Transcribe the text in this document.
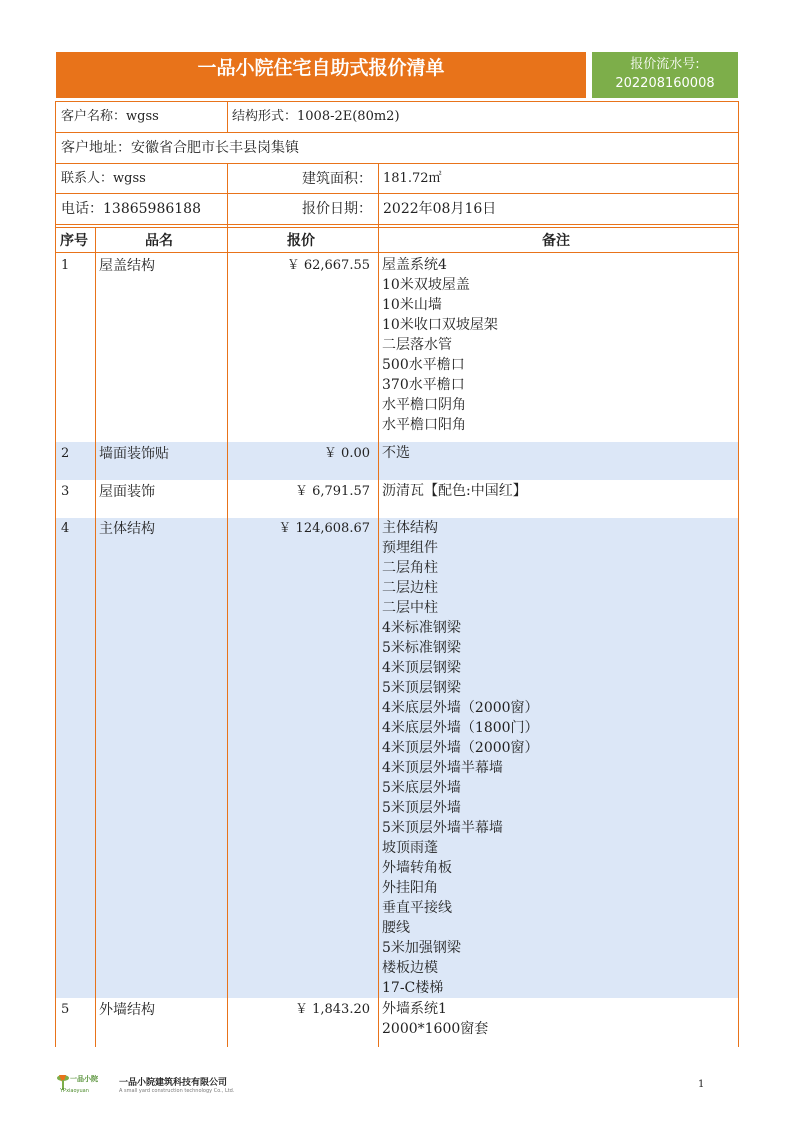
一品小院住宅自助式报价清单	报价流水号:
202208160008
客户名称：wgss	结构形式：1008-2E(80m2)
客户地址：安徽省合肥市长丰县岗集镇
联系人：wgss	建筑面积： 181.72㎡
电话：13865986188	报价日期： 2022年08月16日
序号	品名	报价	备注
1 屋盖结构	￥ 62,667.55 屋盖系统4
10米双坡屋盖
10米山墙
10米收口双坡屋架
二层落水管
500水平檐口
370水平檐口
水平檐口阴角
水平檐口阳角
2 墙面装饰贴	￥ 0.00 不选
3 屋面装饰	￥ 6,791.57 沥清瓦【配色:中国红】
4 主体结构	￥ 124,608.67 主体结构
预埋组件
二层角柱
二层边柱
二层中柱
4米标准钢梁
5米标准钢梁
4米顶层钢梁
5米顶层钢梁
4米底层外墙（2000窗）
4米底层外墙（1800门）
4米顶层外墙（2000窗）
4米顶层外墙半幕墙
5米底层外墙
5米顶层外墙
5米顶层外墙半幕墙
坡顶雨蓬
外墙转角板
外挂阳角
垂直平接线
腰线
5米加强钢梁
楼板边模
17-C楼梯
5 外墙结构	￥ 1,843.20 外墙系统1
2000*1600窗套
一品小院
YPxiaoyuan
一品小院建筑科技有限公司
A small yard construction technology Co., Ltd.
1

...

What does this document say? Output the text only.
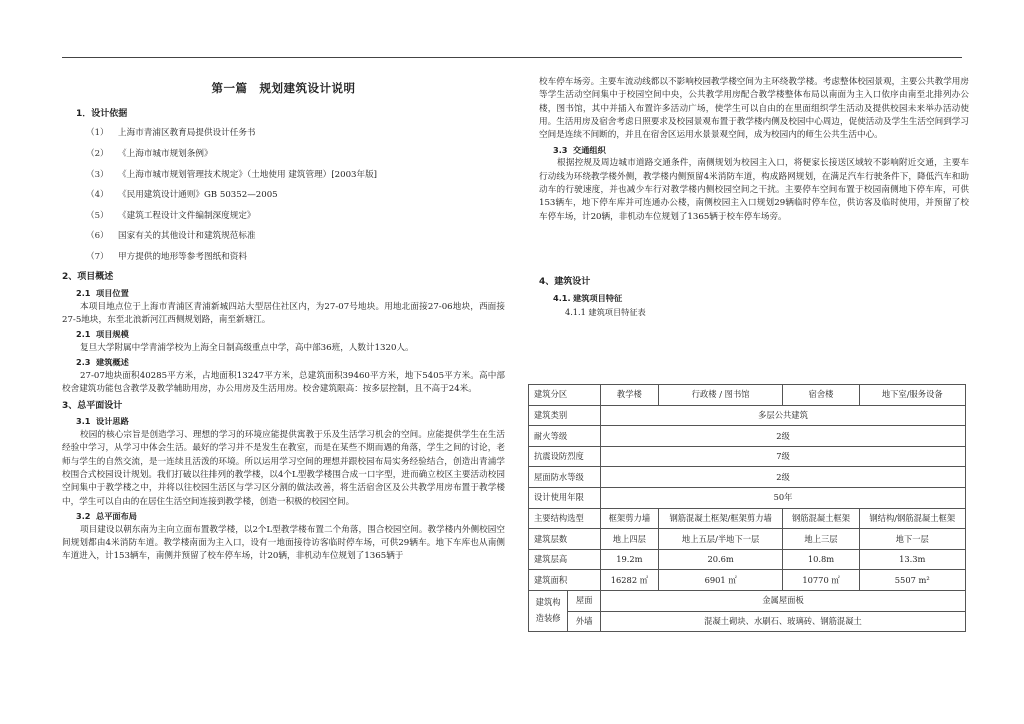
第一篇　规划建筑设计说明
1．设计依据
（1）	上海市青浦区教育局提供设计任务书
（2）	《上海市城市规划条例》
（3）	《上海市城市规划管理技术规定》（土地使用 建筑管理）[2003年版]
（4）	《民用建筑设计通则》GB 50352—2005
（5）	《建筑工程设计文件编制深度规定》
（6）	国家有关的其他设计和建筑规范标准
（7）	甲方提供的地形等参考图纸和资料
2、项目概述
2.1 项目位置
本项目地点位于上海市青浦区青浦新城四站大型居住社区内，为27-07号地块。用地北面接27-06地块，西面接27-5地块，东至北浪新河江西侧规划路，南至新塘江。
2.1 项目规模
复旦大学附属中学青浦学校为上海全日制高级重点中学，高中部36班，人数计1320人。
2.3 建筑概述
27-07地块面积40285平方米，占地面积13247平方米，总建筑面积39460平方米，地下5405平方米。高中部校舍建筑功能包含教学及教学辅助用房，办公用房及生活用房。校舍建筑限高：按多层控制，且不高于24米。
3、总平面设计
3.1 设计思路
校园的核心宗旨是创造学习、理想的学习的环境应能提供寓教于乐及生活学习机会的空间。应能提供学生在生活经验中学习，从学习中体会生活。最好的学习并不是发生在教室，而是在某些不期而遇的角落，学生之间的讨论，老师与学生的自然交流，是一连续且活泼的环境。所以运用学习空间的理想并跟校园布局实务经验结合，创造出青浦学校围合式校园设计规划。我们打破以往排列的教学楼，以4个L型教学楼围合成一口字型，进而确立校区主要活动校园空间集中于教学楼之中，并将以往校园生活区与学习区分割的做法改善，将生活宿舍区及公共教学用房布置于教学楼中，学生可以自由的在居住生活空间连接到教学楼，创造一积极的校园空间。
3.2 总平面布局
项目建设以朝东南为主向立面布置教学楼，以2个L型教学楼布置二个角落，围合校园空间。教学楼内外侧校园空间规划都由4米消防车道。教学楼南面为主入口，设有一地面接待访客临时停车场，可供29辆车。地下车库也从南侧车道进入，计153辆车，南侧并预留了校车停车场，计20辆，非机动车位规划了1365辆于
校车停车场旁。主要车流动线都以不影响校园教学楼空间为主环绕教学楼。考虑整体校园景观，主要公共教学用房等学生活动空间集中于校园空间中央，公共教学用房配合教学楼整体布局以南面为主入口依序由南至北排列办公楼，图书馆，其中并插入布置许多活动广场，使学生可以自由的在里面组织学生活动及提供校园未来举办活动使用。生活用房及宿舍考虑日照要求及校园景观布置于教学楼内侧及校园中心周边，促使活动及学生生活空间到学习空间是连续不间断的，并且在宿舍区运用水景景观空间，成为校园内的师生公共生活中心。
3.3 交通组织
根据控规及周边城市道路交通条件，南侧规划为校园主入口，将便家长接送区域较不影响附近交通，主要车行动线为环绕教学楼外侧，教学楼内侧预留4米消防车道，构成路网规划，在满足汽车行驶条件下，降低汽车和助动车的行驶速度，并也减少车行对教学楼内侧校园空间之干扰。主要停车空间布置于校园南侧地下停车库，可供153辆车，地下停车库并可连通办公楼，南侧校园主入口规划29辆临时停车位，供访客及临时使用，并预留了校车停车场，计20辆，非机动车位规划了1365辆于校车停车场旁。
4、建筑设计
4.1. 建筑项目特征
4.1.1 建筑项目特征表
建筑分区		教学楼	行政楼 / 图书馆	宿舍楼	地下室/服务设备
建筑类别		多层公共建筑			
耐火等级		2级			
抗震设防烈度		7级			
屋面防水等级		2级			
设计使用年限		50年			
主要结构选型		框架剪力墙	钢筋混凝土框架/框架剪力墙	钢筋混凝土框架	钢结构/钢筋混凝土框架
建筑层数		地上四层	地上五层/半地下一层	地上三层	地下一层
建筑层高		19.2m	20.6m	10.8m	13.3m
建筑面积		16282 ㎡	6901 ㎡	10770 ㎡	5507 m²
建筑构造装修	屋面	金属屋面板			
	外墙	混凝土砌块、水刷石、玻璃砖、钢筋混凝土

§ Task description
Copy down every line of the material above that includes the string "wgss".

§ Solution to this task
客户名称：wgss	结构形式：1008-2E(80m2)
联系人：wgss	建筑面积： 181.72㎡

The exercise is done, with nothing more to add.